### DATA ENTRIES
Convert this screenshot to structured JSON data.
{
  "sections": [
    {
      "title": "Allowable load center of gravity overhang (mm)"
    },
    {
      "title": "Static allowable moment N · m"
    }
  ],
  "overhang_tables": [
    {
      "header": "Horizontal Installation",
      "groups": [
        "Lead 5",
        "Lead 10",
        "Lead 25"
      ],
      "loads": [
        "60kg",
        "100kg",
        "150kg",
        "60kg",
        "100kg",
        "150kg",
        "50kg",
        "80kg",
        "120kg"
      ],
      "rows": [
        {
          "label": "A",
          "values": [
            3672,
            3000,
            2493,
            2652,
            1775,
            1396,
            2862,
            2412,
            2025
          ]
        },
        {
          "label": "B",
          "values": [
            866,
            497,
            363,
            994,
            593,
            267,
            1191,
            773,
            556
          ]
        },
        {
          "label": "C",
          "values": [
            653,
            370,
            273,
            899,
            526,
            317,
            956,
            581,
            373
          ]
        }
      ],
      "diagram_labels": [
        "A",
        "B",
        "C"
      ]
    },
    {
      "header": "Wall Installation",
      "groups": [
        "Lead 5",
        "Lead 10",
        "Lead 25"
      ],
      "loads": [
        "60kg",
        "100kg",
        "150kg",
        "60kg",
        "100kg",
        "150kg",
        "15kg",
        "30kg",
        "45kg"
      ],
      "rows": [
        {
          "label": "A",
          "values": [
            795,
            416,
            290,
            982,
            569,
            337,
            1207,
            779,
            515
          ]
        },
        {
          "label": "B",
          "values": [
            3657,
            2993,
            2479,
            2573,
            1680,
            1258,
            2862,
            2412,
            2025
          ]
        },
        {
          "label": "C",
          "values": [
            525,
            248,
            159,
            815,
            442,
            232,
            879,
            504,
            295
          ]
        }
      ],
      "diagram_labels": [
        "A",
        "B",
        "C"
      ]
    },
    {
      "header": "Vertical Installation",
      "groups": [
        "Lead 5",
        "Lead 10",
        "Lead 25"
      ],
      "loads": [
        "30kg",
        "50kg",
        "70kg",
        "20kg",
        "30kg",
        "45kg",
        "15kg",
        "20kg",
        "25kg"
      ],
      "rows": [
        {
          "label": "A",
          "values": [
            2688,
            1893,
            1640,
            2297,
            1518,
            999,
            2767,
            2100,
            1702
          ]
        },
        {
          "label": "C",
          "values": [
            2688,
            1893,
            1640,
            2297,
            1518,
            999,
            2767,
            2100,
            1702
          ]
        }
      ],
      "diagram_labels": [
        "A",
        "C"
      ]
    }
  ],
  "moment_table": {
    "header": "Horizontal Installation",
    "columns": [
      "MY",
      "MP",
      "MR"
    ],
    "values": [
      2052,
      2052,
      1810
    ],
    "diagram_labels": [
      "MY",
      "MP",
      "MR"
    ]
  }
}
######
EXERCISE: Return the listing above in its exact form.

SOLUTION FOR THIS EXERCISE:
Convert this screenshot to structured JSON data.
{
  "sections": [
    {
      "title": "Allowable load center of gravity overhang (mm)"
    },
    {
      "title": "Static allowable moment N · m"
    }
  ],
  "overhang_tables": [
    {
      "header": "Horizontal Installation",
      "groups": [
        "Lead 5",
        "Lead 10",
        "Lead 25"
      ],
      "loads": [
        "60kg",
        "100kg",
        "150kg",
        "60kg",
        "100kg",
        "150kg",
        "50kg",
        "80kg",
        "120kg"
      ],
      "rows": [
        {
          "label": "A",
          "values": [
            3672,
            3000,
            2493,
            2652,
            1775,
            1396,
            2862,
            2412,
            2025
          ]
        },
        {
          "label": "B",
          "values": [
            866,
            497,
            363,
            994,
            593,
            267,
            1191,
            773,
            556
          ]
        },
        {
          "label": "C",
          "values": [
            653,
            370,
            273,
            899,
            526,
            317,
            956,
            581,
            373
          ]
        }
      ],
      "diagram_labels": [
        "A",
        "B",
        "C"
      ]
    },
    {
      "header": "Wall Installation",
      "groups": [
        "Lead 5",
        "Lead 10",
        "Lead 25"
      ],
      "loads": [
        "60kg",
        "100kg",
        "150kg",
        "60kg",
        "100kg",
        "150kg",
        "15kg",
        "30kg",
        "45kg"
      ],
      "rows": [
        {
          "label": "A",
          "values": [
            795,
            416,
            290,
            982,
            569,
            337,
            1207,
            779,
            515
          ]
        },
        {
          "label": "B",
          "values": [
            3657,
            2993,
            2479,
            2573,
            1680,
            1258,
            2862,
            2412,
            2025
          ]
        },
        {
          "label": "C",
          "values": [
            525,
            248,
            159,
            815,
            442,
            232,
            879,
            504,
            295
          ]
        }
      ],
      "diagram_labels": [
        "A",
        "B",
        "C"
      ]
    },
    {
      "header": "Vertical Installation",
      "groups": [
        "Lead 5",
        "Lead 10",
        "Lead 25"
      ],
      "loads": [
        "30kg",
        "50kg",
        "70kg",
        "20kg",
        "30kg",
        "45kg",
        "15kg",
        "20kg",
        "25kg"
      ],
      "rows": [
        {
          "label": "A",
          "values": [
            2688,
            1893,
            1640,
            2297,
            1518,
            999,
            2767,
            2100,
            1702
          ]
        },
        {
          "label": "C",
          "values": [
            2688,
            1893,
            1640,
            2297,
            1518,
            999,
            2767,
            2100,
            1702
          ]
        }
      ],
      "diagram_labels": [
        "A",
        "C"
      ]
    }
  ],
  "moment_table": {
    "header": "Horizontal Installation",
    "columns": [
      "MY",
      "MP",
      "MR"
    ],
    "values": [
      2052,
      2052,
      1810
    ],
    "diagram_labels": [
      "MY",
      "MP",
      "MR"
    ]
  }
}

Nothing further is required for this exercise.